*Given task*
Gather, from the listing beneath this task, every line holding the string "JSON".

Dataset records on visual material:
· · · · · · ·
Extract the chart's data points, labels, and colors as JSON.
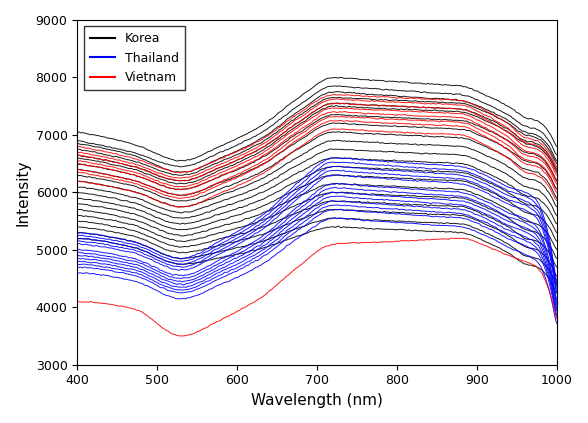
{
  "title": "",
  "xlabel": "Wavelength (nm)",
  "ylabel": "Intensity",
  "xlim": [
    400,
    1000
  ],
  "ylim": [
    3000,
    9000
  ],
  "xticks": [
    400,
    500,
    600,
    700,
    800,
    900,
    1000
  ],
  "yticks": [
    3000,
    4000,
    5000,
    6000,
    7000,
    8000,
    9000
  ],
  "legend_labels": [
    "Korea",
    "Thailand",
    "Vietnam"
  ],
  "legend_colors": [
    "black",
    "blue",
    "red"
  ],
  "background_color": "#ffffff",
  "linewidth": 0.7,
  "korea_curves": [
    {
      "v400": 6900,
      "v530": 6450,
      "v720": 7850,
      "v880": 7700,
      "v970": 7100,
      "v1000": 6600
    },
    {
      "v400": 6750,
      "v530": 6300,
      "v720": 7650,
      "v880": 7550,
      "v970": 6950,
      "v1000": 6450
    },
    {
      "v400": 6600,
      "v530": 6150,
      "v720": 7500,
      "v880": 7400,
      "v970": 6800,
      "v1000": 6300
    },
    {
      "v400": 6500,
      "v530": 6050,
      "v720": 7350,
      "v880": 7250,
      "v970": 6650,
      "v1000": 6150
    },
    {
      "v400": 6400,
      "v530": 5950,
      "v720": 7200,
      "v880": 7100,
      "v970": 6500,
      "v1000": 6000
    },
    {
      "v400": 6300,
      "v530": 5850,
      "v720": 7050,
      "v880": 6950,
      "v970": 6350,
      "v1000": 5850
    },
    {
      "v400": 6200,
      "v530": 5750,
      "v720": 6900,
      "v880": 6800,
      "v970": 6200,
      "v1000": 5700
    },
    {
      "v400": 6100,
      "v530": 5650,
      "v720": 6750,
      "v880": 6650,
      "v970": 6050,
      "v1000": 5550
    },
    {
      "v400": 6000,
      "v530": 5550,
      "v720": 6600,
      "v880": 6500,
      "v970": 5900,
      "v1000": 5400
    },
    {
      "v400": 5900,
      "v530": 5450,
      "v720": 6450,
      "v880": 6350,
      "v970": 5750,
      "v1000": 5250
    },
    {
      "v400": 5800,
      "v530": 5350,
      "v720": 6300,
      "v880": 6200,
      "v970": 5600,
      "v1000": 5100
    },
    {
      "v400": 5700,
      "v530": 5250,
      "v720": 6150,
      "v880": 6050,
      "v970": 5450,
      "v1000": 4950
    },
    {
      "v400": 5600,
      "v530": 5150,
      "v720": 6000,
      "v880": 5900,
      "v970": 5300,
      "v1000": 4800
    },
    {
      "v400": 5500,
      "v530": 5050,
      "v720": 5850,
      "v880": 5750,
      "v970": 5150,
      "v1000": 4650
    },
    {
      "v400": 5400,
      "v530": 4950,
      "v720": 5700,
      "v880": 5600,
      "v970": 5000,
      "v1000": 4500
    },
    {
      "v400": 5300,
      "v530": 4850,
      "v720": 5550,
      "v880": 5450,
      "v970": 4850,
      "v1000": 4350
    },
    {
      "v400": 5200,
      "v530": 4750,
      "v720": 5400,
      "v880": 5300,
      "v970": 4700,
      "v1000": 4200
    },
    {
      "v400": 7050,
      "v530": 6550,
      "v720": 8000,
      "v880": 7850,
      "v970": 7250,
      "v1000": 6750
    },
    {
      "v400": 6850,
      "v530": 6350,
      "v720": 7750,
      "v880": 7600,
      "v970": 7000,
      "v1000": 6500
    },
    {
      "v400": 6650,
      "v530": 6200,
      "v720": 7550,
      "v880": 7450,
      "v970": 6850,
      "v1000": 6350
    }
  ],
  "thailand_curves": [
    {
      "v400": 5300,
      "v530": 4850,
      "v720": 6600,
      "v880": 6450,
      "v970": 5850,
      "v1000": 4300
    },
    {
      "v400": 5200,
      "v530": 4750,
      "v720": 6450,
      "v880": 6300,
      "v970": 5700,
      "v1000": 4200
    },
    {
      "v400": 5100,
      "v530": 4650,
      "v720": 6300,
      "v880": 6150,
      "v970": 5550,
      "v1000": 4100
    },
    {
      "v400": 5000,
      "v530": 4550,
      "v720": 6150,
      "v880": 6000,
      "v970": 5400,
      "v1000": 4000
    },
    {
      "v400": 4900,
      "v530": 4450,
      "v720": 6000,
      "v880": 5850,
      "v970": 5250,
      "v1000": 3900
    },
    {
      "v400": 4800,
      "v530": 4350,
      "v720": 5850,
      "v880": 5700,
      "v970": 5100,
      "v1000": 3800
    },
    {
      "v400": 4700,
      "v530": 4250,
      "v720": 5700,
      "v880": 5550,
      "v970": 4950,
      "v1000": 3700
    },
    {
      "v400": 4600,
      "v530": 4150,
      "v720": 5550,
      "v880": 5400,
      "v970": 4800,
      "v1000": 3600
    },
    {
      "v400": 5150,
      "v530": 4700,
      "v720": 6380,
      "v880": 6230,
      "v970": 5630,
      "v1000": 4150
    },
    {
      "v400": 4950,
      "v530": 4500,
      "v720": 6080,
      "v880": 5930,
      "v970": 5330,
      "v1000": 3950
    },
    {
      "v400": 4850,
      "v530": 4400,
      "v720": 5930,
      "v880": 5780,
      "v970": 5180,
      "v1000": 3850
    },
    {
      "v400": 4750,
      "v530": 4300,
      "v720": 5780,
      "v880": 5630,
      "v970": 5030,
      "v1000": 3750
    },
    {
      "v400": 5250,
      "v530": 4800,
      "v720": 6530,
      "v880": 6380,
      "v970": 5780,
      "v1000": 4250
    }
  ],
  "vietnam_curves": [
    {
      "v400": 6800,
      "v530": 6350,
      "v720": 7700,
      "v880": 7600,
      "v970": 6900,
      "v1000": 6400
    },
    {
      "v400": 6650,
      "v530": 6200,
      "v720": 7550,
      "v880": 7450,
      "v970": 6750,
      "v1000": 6250
    },
    {
      "v400": 6500,
      "v530": 6050,
      "v720": 7400,
      "v880": 7300,
      "v970": 6600,
      "v1000": 6100
    },
    {
      "v400": 6350,
      "v530": 5900,
      "v720": 7250,
      "v880": 7150,
      "v970": 6450,
      "v1000": 5950
    },
    {
      "v400": 6200,
      "v530": 5750,
      "v720": 7100,
      "v880": 7000,
      "v970": 6300,
      "v1000": 5800
    },
    {
      "v400": 6700,
      "v530": 6250,
      "v720": 7620,
      "v880": 7520,
      "v970": 6820,
      "v1000": 6320
    },
    {
      "v400": 6550,
      "v530": 6100,
      "v720": 7470,
      "v880": 7370,
      "v970": 6670,
      "v1000": 6170
    },
    {
      "v400": 6400,
      "v530": 5950,
      "v720": 7320,
      "v880": 7220,
      "v970": 6520,
      "v1000": 6020
    },
    {
      "v400": 4100,
      "v530": 3500,
      "v720": 5100,
      "v880": 5200,
      "v970": 4700,
      "v1000": 3700
    }
  ]
}
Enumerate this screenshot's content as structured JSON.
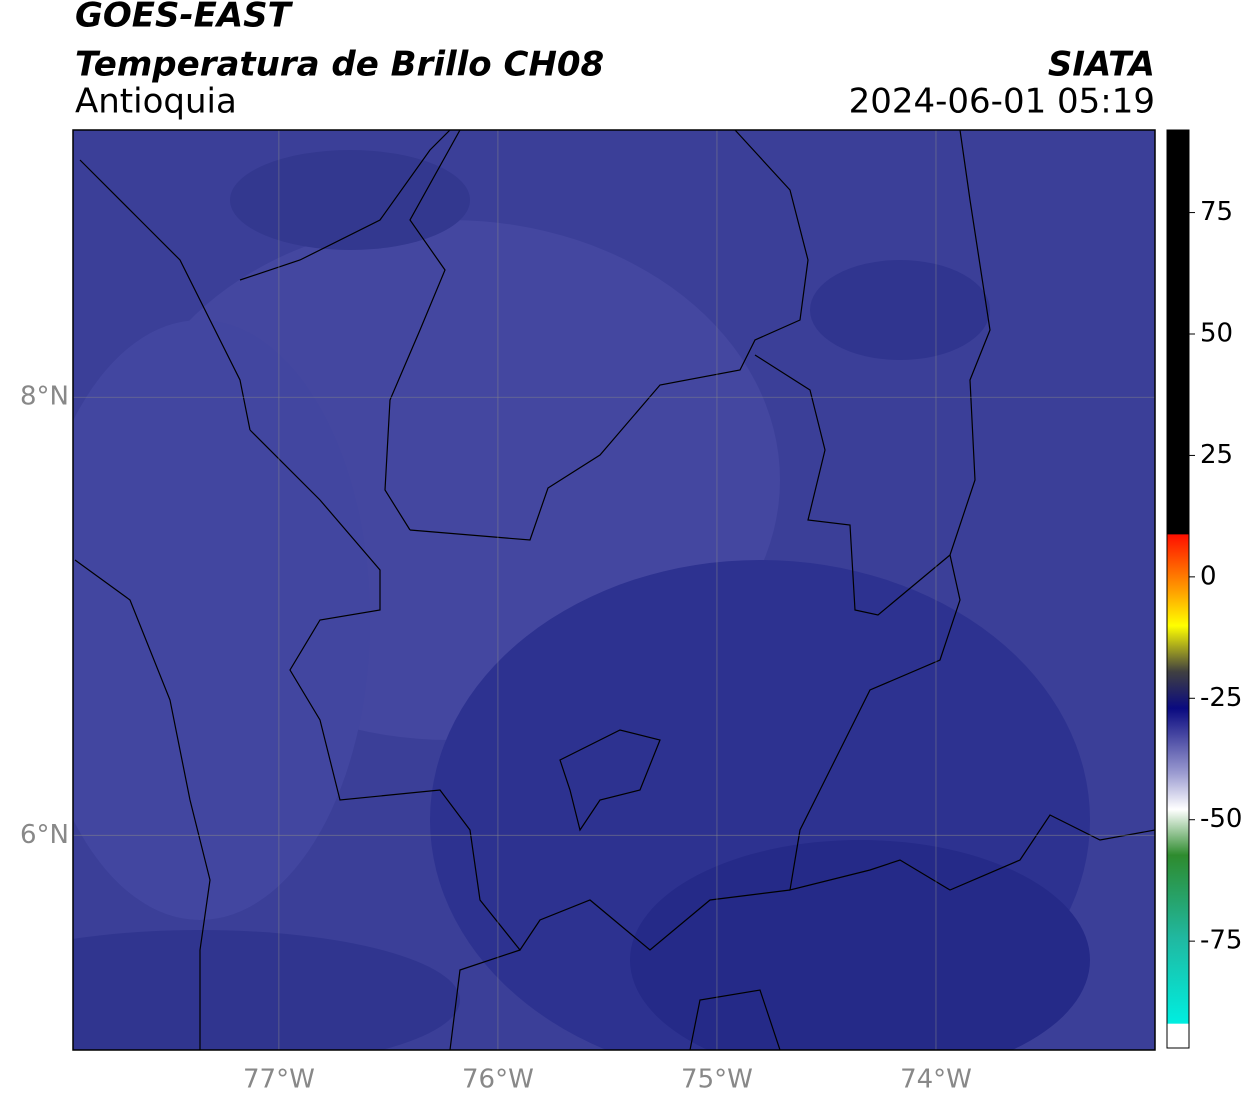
{
  "title": "GOES-EAST",
  "subtitle": "Temperatura de Brillo CH08",
  "source": "SIATA",
  "region": "Antioquia",
  "datetime": "2024-06-01 05:19",
  "map": {
    "xlim": [
      -77.94,
      -73.0
    ],
    "ylim": [
      5.02,
      9.22
    ],
    "xticks": [
      {
        "value": -77,
        "label": "77°W"
      },
      {
        "value": -76,
        "label": "76°W"
      },
      {
        "value": -75,
        "label": "75°W"
      },
      {
        "value": -74,
        "label": "74°W"
      }
    ],
    "yticks": [
      {
        "value": 8,
        "label": "8°N"
      },
      {
        "value": 6,
        "label": "6°N"
      }
    ],
    "grid": true
  },
  "colorbar": {
    "lim": [
      -97,
      92
    ],
    "ticks": [
      75,
      50,
      25,
      0,
      -25,
      -50,
      -75
    ]
  }
}
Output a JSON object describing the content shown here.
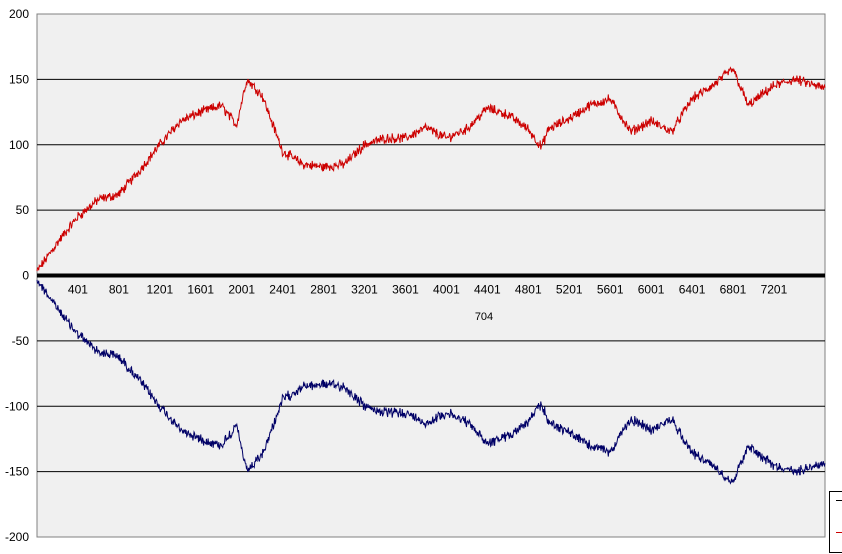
{
  "chart_data": {
    "type": "line",
    "title": "",
    "xlabel": "704",
    "ylabel": "",
    "xlim": [
      1,
      7700
    ],
    "ylim": [
      -200,
      200
    ],
    "y_ticks": [
      200,
      150,
      100,
      50,
      0,
      -50,
      -100,
      -150,
      -200
    ],
    "x_ticks": [
      401,
      801,
      1201,
      1601,
      2001,
      2401,
      2801,
      3201,
      3601,
      4001,
      4401,
      4801,
      5201,
      5601,
      6001,
      6401,
      6801,
      7201
    ],
    "grid": "horizontal",
    "background_color": "#f0f0f0",
    "legend_placement": "bottom-right",
    "series": [
      {
        "color": "#cc0000",
        "x": [
          1,
          200,
          400,
          600,
          800,
          1000,
          1200,
          1400,
          1600,
          1800,
          1950,
          2050,
          2200,
          2400,
          2600,
          2800,
          3000,
          3200,
          3400,
          3600,
          3800,
          4000,
          4200,
          4400,
          4600,
          4800,
          4930,
          5000,
          5200,
          5400,
          5600,
          5800,
          6000,
          6200,
          6400,
          6600,
          6800,
          6950,
          7200,
          7400,
          7700
        ],
        "values": [
          3,
          25,
          45,
          58,
          62,
          80,
          100,
          118,
          125,
          130,
          115,
          150,
          138,
          95,
          85,
          83,
          85,
          100,
          105,
          105,
          113,
          105,
          112,
          128,
          123,
          112,
          98,
          112,
          120,
          130,
          135,
          110,
          118,
          110,
          135,
          145,
          158,
          130,
          145,
          150,
          143
        ]
      },
      {
        "color": "#000066",
        "x": [
          1,
          200,
          400,
          600,
          800,
          1000,
          1200,
          1400,
          1600,
          1800,
          1950,
          2050,
          2200,
          2400,
          2600,
          2800,
          3000,
          3200,
          3400,
          3600,
          3800,
          4000,
          4200,
          4400,
          4600,
          4800,
          4930,
          5000,
          5200,
          5400,
          5600,
          5800,
          6000,
          6200,
          6400,
          6600,
          6800,
          6950,
          7200,
          7400,
          7700
        ],
        "values": [
          -3,
          -25,
          -45,
          -58,
          -62,
          -80,
          -100,
          -118,
          -125,
          -130,
          -115,
          -150,
          -138,
          -95,
          -85,
          -83,
          -85,
          -100,
          -105,
          -105,
          -113,
          -105,
          -112,
          -128,
          -123,
          -112,
          -98,
          -112,
          -120,
          -130,
          -135,
          -110,
          -118,
          -110,
          -135,
          -145,
          -158,
          -130,
          -145,
          -150,
          -143
        ]
      }
    ]
  }
}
· · · · · · ·
*Solved problem*
Extract the chart's data points, labels, and colors as JSON.
Enumerate this screenshot's content as structured JSON.
Output a JSON object describing the content shown here.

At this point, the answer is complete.